## TASK TO CARRY OUT
Set down exactly the lines that run from the line with "Transcribe this image's" to the end of the data, and nothing else.
********************
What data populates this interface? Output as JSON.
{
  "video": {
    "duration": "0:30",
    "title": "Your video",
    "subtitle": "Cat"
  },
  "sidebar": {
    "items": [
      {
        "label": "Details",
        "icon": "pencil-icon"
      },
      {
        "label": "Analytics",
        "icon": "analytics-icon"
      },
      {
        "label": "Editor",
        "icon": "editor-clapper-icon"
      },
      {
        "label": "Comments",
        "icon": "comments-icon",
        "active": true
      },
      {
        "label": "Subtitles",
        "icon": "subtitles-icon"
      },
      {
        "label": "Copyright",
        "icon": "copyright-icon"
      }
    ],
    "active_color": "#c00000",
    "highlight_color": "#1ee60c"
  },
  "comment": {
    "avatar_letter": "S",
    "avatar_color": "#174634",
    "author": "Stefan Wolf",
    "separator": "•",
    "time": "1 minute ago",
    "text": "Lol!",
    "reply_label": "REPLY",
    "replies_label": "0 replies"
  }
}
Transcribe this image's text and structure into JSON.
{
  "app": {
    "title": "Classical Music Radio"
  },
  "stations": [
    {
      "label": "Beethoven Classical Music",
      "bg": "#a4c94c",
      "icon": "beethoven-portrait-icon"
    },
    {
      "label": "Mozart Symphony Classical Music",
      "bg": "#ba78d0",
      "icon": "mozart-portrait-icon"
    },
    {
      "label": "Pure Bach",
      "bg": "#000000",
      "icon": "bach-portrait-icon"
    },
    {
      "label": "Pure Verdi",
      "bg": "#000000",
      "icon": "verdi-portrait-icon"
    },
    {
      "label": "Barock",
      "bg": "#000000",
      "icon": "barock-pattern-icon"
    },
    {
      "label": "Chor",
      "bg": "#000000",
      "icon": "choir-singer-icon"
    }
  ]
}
********************
## RESULT OF THIS EXERCISE
Transcribe this image's text and structure into JSON.
{
  "app": {
    "title": "Classical Music Radio"
  },
  "stations": [
    {
      "label": "Beethoven Classical Music",
      "bg": "#a4c94c",
      "icon": "beethoven-portrait-icon"
    },
    {
      "label": "Mozart Symphony Classical Music",
      "bg": "#ba78d0",
      "icon": "mozart-portrait-icon"
    },
    {
      "label": "Pure Bach",
      "bg": "#000000",
      "icon": "bach-portrait-icon"
    },
    {
      "label": "Pure Verdi",
      "bg": "#000000",
      "icon": "verdi-portrait-icon"
    },
    {
      "label": "Barock",
      "bg": "#000000",
      "icon": "barock-pattern-icon"
    },
    {
      "label": "Chor",
      "bg": "#000000",
      "icon": "choir-singer-icon"
    }
  ]
}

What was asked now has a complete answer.